Data extracted from a collection
□ □ □ □ □ □ □

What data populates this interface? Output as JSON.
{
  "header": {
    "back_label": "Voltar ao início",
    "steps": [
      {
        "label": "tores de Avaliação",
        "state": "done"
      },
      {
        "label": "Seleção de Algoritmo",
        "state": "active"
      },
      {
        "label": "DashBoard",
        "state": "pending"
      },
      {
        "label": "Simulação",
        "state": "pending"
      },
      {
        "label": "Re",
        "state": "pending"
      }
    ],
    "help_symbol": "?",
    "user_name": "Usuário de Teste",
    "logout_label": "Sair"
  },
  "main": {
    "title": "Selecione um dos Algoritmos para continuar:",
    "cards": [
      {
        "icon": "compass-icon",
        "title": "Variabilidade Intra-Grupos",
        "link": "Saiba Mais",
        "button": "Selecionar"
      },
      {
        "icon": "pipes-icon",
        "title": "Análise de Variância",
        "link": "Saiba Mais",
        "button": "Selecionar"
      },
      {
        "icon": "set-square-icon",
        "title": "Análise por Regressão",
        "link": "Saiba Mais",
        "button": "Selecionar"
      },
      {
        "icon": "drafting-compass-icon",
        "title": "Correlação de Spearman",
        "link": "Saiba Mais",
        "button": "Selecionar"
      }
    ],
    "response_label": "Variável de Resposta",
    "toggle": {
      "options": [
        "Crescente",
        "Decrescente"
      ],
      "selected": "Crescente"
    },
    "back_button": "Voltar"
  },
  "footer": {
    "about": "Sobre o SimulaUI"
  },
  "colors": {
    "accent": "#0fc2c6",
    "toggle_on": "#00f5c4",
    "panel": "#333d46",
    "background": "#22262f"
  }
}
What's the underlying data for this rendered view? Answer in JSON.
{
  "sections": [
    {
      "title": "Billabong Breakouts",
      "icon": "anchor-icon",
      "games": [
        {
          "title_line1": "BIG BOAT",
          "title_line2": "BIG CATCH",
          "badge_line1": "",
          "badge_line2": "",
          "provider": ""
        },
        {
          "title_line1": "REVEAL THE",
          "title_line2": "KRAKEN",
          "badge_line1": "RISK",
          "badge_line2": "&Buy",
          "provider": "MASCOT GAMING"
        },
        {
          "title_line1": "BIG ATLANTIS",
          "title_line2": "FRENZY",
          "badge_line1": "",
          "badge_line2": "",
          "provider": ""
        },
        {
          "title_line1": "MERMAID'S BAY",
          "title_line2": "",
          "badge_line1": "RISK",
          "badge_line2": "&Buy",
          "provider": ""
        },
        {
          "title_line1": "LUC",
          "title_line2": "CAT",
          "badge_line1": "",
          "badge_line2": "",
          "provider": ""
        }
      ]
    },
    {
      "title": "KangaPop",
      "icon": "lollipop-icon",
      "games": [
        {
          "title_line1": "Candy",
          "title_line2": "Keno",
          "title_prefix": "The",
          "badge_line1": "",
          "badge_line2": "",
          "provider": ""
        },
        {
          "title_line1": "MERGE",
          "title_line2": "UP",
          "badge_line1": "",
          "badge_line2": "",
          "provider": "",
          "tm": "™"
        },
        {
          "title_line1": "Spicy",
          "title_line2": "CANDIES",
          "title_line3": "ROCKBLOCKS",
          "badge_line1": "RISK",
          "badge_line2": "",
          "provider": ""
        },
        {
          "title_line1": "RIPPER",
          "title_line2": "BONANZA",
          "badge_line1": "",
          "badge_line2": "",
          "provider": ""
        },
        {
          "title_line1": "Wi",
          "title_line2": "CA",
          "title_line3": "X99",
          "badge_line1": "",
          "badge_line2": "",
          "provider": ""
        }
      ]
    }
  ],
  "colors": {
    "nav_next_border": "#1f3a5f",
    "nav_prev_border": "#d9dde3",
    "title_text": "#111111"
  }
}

□ □ □ □ □ □ □

[TO BE DONE]
Return all of the entries word for word.

[WORKED ANSWER]
What data populates this interface? Output as JSON.
{
  "header": {
    "back_label": "Voltar ao início",
    "steps": [
      {
        "label": "tores de Avaliação",
        "state": "done"
      },
      {
        "label": "Seleção de Algoritmo",
        "state": "active"
      },
      {
        "label": "DashBoard",
        "state": "pending"
      },
      {
        "label": "Simulação",
        "state": "pending"
      },
      {
        "label": "Re",
        "state": "pending"
      }
    ],
    "help_symbol": "?",
    "user_name": "Usuário de Teste",
    "logout_label": "Sair"
  },
  "main": {
    "title": "Selecione um dos Algoritmos para continuar:",
    "cards": [
      {
        "icon": "compass-icon",
        "title": "Variabilidade Intra-Grupos",
        "link": "Saiba Mais",
        "button": "Selecionar"
      },
      {
        "icon": "pipes-icon",
        "title": "Análise de Variância",
        "link": "Saiba Mais",
        "button": "Selecionar"
      },
      {
        "icon": "set-square-icon",
        "title": "Análise por Regressão",
        "link": "Saiba Mais",
        "button": "Selecionar"
      },
      {
        "icon": "drafting-compass-icon",
        "title": "Correlação de Spearman",
        "link": "Saiba Mais",
        "button": "Selecionar"
      }
    ],
    "response_label": "Variável de Resposta",
    "toggle": {
      "options": [
        "Crescente",
        "Decrescente"
      ],
      "selected": "Crescente"
    },
    "back_button": "Voltar"
  },
  "footer": {
    "about": "Sobre o SimulaUI"
  },
  "colors": {
    "accent": "#0fc2c6",
    "toggle_on": "#00f5c4",
    "panel": "#333d46",
    "background": "#22262f"
  }
}
What's the underlying data for this rendered view? Answer in JSON.
{
  "sections": [
    {
      "title": "Billabong Breakouts",
      "icon": "anchor-icon",
      "games": [
        {
          "title_line1": "BIG BOAT",
          "title_line2": "BIG CATCH",
          "badge_line1": "",
          "badge_line2": "",
          "provider": ""
        },
        {
          "title_line1": "REVEAL THE",
          "title_line2": "KRAKEN",
          "badge_line1": "RISK",
          "badge_line2": "&Buy",
          "provider": "MASCOT GAMING"
        },
        {
          "title_line1": "BIG ATLANTIS",
          "title_line2": "FRENZY",
          "badge_line1": "",
          "badge_line2": "",
          "provider": ""
        },
        {
          "title_line1": "MERMAID'S BAY",
          "title_line2": "",
          "badge_line1": "RISK",
          "badge_line2": "&Buy",
          "provider": ""
        },
        {
          "title_line1": "LUC",
          "title_line2": "CAT",
          "badge_line1": "",
          "badge_line2": "",
          "provider": ""
        }
      ]
    },
    {
      "title": "KangaPop",
      "icon": "lollipop-icon",
      "games": [
        {
          "title_line1": "Candy",
          "title_line2": "Keno",
          "title_prefix": "The",
          "badge_line1": "",
          "badge_line2": "",
          "provider": ""
        },
        {
          "title_line1": "MERGE",
          "title_line2": "UP",
          "badge_line1": "",
          "badge_line2": "",
          "provider": "",
          "tm": "™"
        },
        {
          "title_line1": "Spicy",
          "title_line2": "CANDIES",
          "title_line3": "ROCKBLOCKS",
          "badge_line1": "RISK",
          "badge_line2": "",
          "provider": ""
        },
        {
          "title_line1": "RIPPER",
          "title_line2": "BONANZA",
          "badge_line1": "",
          "badge_line2": "",
          "provider": ""
        },
        {
          "title_line1": "Wi",
          "title_line2": "CA",
          "title_line3": "X99",
          "badge_line1": "",
          "badge_line2": "",
          "provider": ""
        }
      ]
    }
  ],
  "colors": {
    "nav_next_border": "#1f3a5f",
    "nav_prev_border": "#d9dde3",
    "title_text": "#111111"
  }
}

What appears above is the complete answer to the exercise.